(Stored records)
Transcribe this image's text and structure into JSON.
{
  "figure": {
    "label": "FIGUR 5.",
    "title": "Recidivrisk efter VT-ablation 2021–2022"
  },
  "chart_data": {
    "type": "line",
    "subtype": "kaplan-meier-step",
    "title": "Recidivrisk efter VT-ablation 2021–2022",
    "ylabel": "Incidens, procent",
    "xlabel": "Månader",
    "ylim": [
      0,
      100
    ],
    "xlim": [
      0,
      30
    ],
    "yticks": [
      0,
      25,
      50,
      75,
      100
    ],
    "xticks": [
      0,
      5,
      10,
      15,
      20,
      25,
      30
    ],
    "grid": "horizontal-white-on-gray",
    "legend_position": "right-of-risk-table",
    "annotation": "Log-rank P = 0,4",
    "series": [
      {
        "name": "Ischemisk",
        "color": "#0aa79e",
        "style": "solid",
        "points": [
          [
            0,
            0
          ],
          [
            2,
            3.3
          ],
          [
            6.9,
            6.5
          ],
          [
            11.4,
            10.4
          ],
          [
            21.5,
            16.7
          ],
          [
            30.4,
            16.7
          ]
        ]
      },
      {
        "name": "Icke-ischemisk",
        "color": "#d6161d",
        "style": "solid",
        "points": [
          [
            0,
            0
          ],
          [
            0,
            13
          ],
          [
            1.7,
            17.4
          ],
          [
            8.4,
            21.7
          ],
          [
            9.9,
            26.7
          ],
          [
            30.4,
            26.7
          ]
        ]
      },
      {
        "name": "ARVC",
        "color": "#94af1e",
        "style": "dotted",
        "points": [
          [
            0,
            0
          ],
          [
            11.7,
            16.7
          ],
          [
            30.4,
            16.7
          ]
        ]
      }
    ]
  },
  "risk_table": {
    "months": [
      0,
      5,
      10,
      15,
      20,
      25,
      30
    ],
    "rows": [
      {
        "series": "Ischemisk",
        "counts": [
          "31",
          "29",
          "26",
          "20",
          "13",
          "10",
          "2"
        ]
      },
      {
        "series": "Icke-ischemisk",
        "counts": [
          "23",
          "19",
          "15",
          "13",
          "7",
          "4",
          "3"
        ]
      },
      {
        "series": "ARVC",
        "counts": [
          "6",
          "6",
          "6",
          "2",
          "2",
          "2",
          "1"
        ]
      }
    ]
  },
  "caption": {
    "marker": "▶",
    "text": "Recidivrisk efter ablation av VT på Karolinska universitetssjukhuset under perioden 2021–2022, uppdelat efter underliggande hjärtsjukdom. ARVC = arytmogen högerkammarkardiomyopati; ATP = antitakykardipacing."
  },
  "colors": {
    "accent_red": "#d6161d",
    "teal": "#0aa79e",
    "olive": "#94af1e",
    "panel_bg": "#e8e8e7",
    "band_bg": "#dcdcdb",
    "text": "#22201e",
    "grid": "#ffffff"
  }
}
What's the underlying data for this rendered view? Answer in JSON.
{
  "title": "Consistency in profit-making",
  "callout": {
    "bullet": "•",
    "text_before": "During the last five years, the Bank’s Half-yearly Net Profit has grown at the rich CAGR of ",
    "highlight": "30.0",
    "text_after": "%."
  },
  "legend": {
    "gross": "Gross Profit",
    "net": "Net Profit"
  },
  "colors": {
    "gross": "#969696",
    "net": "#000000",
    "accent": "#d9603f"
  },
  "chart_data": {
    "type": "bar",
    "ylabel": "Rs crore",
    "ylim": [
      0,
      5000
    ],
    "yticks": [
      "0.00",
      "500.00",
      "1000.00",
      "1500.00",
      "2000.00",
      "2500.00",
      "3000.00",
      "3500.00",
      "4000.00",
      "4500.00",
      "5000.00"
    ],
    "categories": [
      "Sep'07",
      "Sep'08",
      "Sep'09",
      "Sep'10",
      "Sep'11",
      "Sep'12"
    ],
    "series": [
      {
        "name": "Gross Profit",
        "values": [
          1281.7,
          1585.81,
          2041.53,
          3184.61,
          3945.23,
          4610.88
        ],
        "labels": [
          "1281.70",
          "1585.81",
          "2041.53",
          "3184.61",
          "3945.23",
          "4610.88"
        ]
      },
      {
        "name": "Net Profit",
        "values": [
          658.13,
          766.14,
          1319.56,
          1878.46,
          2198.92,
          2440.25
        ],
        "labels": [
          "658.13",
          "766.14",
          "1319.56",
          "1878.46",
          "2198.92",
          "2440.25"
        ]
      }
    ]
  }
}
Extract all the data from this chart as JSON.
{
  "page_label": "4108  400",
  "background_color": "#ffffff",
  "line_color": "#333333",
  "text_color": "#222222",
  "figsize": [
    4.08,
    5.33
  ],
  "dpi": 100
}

■ TASK ■
Show all lines above holding "ARVC".

■ SOLVED EXERCISE ■
        "name": "ARVC",
        "series": "ARVC",
    "text": "Recidivrisk efter ablation av VT på Karolinska universitetssjukhuset under perioden 2021–2022, uppdelat efter underliggande hjärtsjukdom. ARVC = arytmogen högerkammarkardiomyopati; ATP = antitakykardipacing."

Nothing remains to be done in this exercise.